*Your task*:
Write out all the data verbatim. Skip images.

★ ★ ★ ★ ★

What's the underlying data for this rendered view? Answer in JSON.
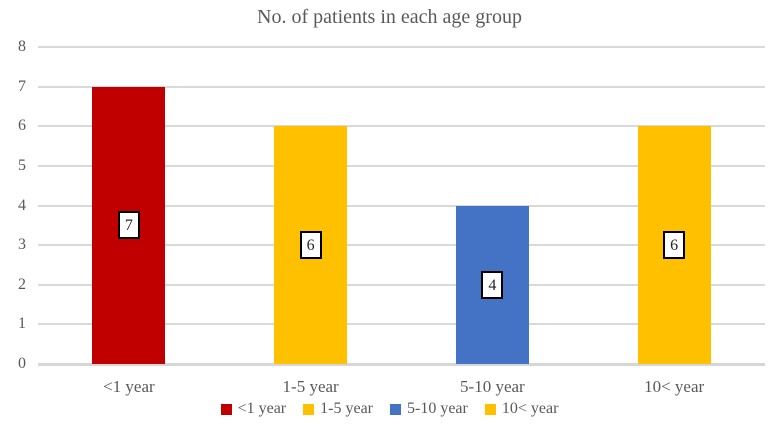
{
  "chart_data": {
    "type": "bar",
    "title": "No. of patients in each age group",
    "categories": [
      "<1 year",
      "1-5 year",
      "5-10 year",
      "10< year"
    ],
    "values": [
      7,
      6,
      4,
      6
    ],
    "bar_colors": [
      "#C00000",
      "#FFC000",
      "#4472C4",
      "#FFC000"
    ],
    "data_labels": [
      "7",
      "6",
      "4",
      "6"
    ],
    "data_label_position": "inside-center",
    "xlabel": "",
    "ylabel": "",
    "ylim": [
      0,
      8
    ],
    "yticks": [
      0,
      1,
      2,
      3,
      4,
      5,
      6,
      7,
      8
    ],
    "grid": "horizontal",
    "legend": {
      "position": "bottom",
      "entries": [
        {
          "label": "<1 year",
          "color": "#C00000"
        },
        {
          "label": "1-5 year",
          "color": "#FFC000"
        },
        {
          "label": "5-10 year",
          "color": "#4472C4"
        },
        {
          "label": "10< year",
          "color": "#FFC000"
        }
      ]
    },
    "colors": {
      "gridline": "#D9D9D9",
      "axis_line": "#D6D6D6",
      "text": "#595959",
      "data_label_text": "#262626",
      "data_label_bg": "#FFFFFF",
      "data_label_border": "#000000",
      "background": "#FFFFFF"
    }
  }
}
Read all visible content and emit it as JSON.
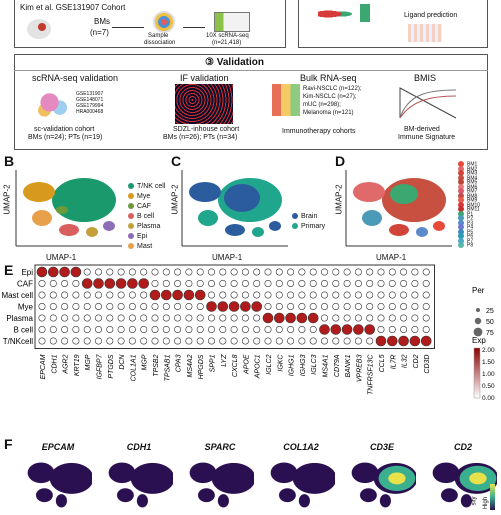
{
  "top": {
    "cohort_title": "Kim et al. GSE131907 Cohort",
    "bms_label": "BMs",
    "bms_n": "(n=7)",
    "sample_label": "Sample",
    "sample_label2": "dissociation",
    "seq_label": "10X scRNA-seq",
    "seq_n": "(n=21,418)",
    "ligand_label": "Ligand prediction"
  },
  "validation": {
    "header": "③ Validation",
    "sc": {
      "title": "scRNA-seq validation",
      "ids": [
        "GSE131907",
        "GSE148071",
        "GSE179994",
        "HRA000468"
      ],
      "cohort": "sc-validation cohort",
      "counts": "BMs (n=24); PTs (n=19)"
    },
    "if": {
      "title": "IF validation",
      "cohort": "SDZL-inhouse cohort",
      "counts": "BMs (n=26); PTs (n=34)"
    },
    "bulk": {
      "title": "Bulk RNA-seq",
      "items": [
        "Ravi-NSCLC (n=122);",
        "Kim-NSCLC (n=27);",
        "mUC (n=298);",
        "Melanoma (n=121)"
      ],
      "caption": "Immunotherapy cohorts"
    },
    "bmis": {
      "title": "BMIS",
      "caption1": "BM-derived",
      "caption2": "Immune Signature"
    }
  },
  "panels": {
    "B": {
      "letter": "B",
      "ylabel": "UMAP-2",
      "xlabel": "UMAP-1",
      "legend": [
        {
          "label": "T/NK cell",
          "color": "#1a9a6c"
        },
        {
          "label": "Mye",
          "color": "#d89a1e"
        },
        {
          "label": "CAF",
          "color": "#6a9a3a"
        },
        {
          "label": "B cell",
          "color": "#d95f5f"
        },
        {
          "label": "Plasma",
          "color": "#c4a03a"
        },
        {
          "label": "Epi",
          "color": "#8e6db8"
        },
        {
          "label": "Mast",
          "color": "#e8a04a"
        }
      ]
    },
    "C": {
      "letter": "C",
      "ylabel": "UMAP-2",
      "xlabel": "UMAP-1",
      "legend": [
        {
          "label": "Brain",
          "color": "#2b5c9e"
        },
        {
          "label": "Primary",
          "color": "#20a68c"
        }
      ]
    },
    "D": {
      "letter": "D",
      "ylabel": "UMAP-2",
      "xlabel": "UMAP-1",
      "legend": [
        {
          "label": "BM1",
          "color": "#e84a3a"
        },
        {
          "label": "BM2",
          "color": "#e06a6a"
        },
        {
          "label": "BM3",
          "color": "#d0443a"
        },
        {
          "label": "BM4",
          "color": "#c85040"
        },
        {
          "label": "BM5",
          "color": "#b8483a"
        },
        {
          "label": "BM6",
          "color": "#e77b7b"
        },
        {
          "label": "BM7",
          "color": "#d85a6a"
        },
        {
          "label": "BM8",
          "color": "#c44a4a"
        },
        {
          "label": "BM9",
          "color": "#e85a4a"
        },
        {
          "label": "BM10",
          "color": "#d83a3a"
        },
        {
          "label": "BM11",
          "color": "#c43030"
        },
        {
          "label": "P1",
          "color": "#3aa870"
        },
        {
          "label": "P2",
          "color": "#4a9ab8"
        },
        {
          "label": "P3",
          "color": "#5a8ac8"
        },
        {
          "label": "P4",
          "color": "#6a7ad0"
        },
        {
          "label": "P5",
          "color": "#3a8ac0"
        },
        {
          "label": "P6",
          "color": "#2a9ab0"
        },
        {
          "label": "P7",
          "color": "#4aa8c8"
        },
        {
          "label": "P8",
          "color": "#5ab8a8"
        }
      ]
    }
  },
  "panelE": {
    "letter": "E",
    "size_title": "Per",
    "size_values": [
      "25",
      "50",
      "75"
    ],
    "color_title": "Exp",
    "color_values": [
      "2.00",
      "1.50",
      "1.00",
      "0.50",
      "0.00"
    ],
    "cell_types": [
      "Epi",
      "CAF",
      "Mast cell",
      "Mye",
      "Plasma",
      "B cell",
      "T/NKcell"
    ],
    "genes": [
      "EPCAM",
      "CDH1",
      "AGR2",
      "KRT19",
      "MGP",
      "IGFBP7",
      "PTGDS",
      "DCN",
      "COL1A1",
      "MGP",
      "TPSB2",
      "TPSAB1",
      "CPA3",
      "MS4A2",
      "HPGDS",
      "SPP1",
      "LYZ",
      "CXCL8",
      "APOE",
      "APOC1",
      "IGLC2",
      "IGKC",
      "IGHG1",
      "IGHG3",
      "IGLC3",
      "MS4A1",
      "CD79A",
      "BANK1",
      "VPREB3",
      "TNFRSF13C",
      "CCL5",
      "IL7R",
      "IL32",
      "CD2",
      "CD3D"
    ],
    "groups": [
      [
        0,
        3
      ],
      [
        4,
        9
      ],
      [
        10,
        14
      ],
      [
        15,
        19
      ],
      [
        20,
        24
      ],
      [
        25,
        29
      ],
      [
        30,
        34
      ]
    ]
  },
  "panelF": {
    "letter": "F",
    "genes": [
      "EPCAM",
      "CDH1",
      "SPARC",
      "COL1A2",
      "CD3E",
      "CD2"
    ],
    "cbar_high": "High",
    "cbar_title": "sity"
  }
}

★ ★ ★ ★ ★

*Answer space*:
What's the underlying data for this rendered view? Answer in JSON.
{
  "chart_data": {
    "type": "bar",
    "title": "No. of patients in each age group",
    "categories": [
      "<1 year",
      "1-5 year",
      "5-10 year",
      "10< year"
    ],
    "values": [
      7,
      6,
      4,
      6
    ],
    "bar_colors": [
      "#C00000",
      "#FFC000",
      "#4472C4",
      "#FFC000"
    ],
    "data_labels": [
      "7",
      "6",
      "4",
      "6"
    ],
    "data_label_position": "inside-center",
    "xlabel": "",
    "ylabel": "",
    "ylim": [
      0,
      8
    ],
    "yticks": [
      0,
      1,
      2,
      3,
      4,
      5,
      6,
      7,
      8
    ],
    "grid": "horizontal",
    "legend": {
      "position": "bottom",
      "entries": [
        {
          "label": "<1 year",
          "color": "#C00000"
        },
        {
          "label": "1-5 year",
          "color": "#FFC000"
        },
        {
          "label": "5-10 year",
          "color": "#4472C4"
        },
        {
          "label": "10< year",
          "color": "#FFC000"
        }
      ]
    },
    "colors": {
      "gridline": "#D9D9D9",
      "axis_line": "#D6D6D6",
      "text": "#595959",
      "data_label_text": "#262626",
      "data_label_bg": "#FFFFFF",
      "data_label_border": "#000000",
      "background": "#FFFFFF"
    }
  }
}
Read all visible content and emit it as JSON.
{
  "top": {
    "cohort_title": "Kim et al. GSE131907 Cohort",
    "bms_label": "BMs",
    "bms_n": "(n=7)",
    "sample_label": "Sample",
    "sample_label2": "dissociation",
    "seq_label": "10X scRNA-seq",
    "seq_n": "(n=21,418)",
    "ligand_label": "Ligand prediction"
  },
  "validation": {
    "header": "③ Validation",
    "sc": {
      "title": "scRNA-seq validation",
      "ids": [
        "GSE131907",
        "GSE148071",
        "GSE179994",
        "HRA000468"
      ],
      "cohort": "sc-validation cohort",
      "counts": "BMs (n=24); PTs (n=19)"
    },
    "if": {
      "title": "IF validation",
      "cohort": "SDZL-inhouse cohort",
      "counts": "BMs (n=26); PTs (n=34)"
    },
    "bulk": {
      "title": "Bulk RNA-seq",
      "items": [
        "Ravi-NSCLC (n=122);",
        "Kim-NSCLC (n=27);",
        "mUC (n=298);",
        "Melanoma (n=121)"
      ],
      "caption": "Immunotherapy cohorts"
    },
    "bmis": {
      "title": "BMIS",
      "caption1": "BM-derived",
      "caption2": "Immune Signature"
    }
  },
  "panels": {
    "B": {
      "letter": "B",
      "ylabel": "UMAP-2",
      "xlabel": "UMAP-1",
      "legend": [
        {
          "label": "T/NK cell",
          "color": "#1a9a6c"
        },
        {
          "label": "Mye",
          "color": "#d89a1e"
        },
        {
          "label": "CAF",
          "color": "#6a9a3a"
        },
        {
          "label": "B cell",
          "color": "#d95f5f"
        },
        {
          "label": "Plasma",
          "color": "#c4a03a"
        },
        {
          "label": "Epi",
          "color": "#8e6db8"
        },
        {
          "label": "Mast",
          "color": "#e8a04a"
        }
      ]
    },
    "C": {
      "letter": "C",
      "ylabel": "UMAP-2",
      "xlabel": "UMAP-1",
      "legend": [
        {
          "label": "Brain",
          "color": "#2b5c9e"
        },
        {
          "label": "Primary",
          "color": "#20a68c"
        }
      ]
    },
    "D": {
      "letter": "D",
      "ylabel": "UMAP-2",
      "xlabel": "UMAP-1",
      "legend": [
        {
          "label": "BM1",
          "color": "#e84a3a"
        },
        {
          "label": "BM2",
          "color": "#e06a6a"
        },
        {
          "label": "BM3",
          "color": "#d0443a"
        },
        {
          "label": "BM4",
          "color": "#c85040"
        },
        {
          "label": "BM5",
          "color": "#b8483a"
        },
        {
          "label": "BM6",
          "color": "#e77b7b"
        },
        {
          "label": "BM7",
          "color": "#d85a6a"
        },
        {
          "label": "BM8",
          "color": "#c44a4a"
        },
        {
          "label": "BM9",
          "color": "#e85a4a"
        },
        {
          "label": "BM10",
          "color": "#d83a3a"
        },
        {
          "label": "BM11",
          "color": "#c43030"
        },
        {
          "label": "P1",
          "color": "#3aa870"
        },
        {
          "label": "P2",
          "color": "#4a9ab8"
        },
        {
          "label": "P3",
          "color": "#5a8ac8"
        },
        {
          "label": "P4",
          "color": "#6a7ad0"
        },
        {
          "label": "P5",
          "color": "#3a8ac0"
        },
        {
          "label": "P6",
          "color": "#2a9ab0"
        },
        {
          "label": "P7",
          "color": "#4aa8c8"
        },
        {
          "label": "P8",
          "color": "#5ab8a8"
        }
      ]
    }
  },
  "panelE": {
    "letter": "E",
    "size_title": "Per",
    "size_values": [
      "25",
      "50",
      "75"
    ],
    "color_title": "Exp",
    "color_values": [
      "2.00",
      "1.50",
      "1.00",
      "0.50",
      "0.00"
    ],
    "cell_types": [
      "Epi",
      "CAF",
      "Mast cell",
      "Mye",
      "Plasma",
      "B cell",
      "T/NKcell"
    ],
    "genes": [
      "EPCAM",
      "CDH1",
      "AGR2",
      "KRT19",
      "MGP",
      "IGFBP7",
      "PTGDS",
      "DCN",
      "COL1A1",
      "MGP",
      "TPSB2",
      "TPSAB1",
      "CPA3",
      "MS4A2",
      "HPGDS",
      "SPP1",
      "LYZ",
      "CXCL8",
      "APOE",
      "APOC1",
      "IGLC2",
      "IGKC",
      "IGHG1",
      "IGHG3",
      "IGLC3",
      "MS4A1",
      "CD79A",
      "BANK1",
      "VPREB3",
      "TNFRSF13C",
      "CCL5",
      "IL7R",
      "IL32",
      "CD2",
      "CD3D"
    ],
    "groups": [
      [
        0,
        3
      ],
      [
        4,
        9
      ],
      [
        10,
        14
      ],
      [
        15,
        19
      ],
      [
        20,
        24
      ],
      [
        25,
        29
      ],
      [
        30,
        34
      ]
    ]
  },
  "panelF": {
    "letter": "F",
    "genes": [
      "EPCAM",
      "CDH1",
      "SPARC",
      "COL1A2",
      "CD3E",
      "CD2"
    ],
    "cbar_high": "High",
    "cbar_title": "sity"
  }
}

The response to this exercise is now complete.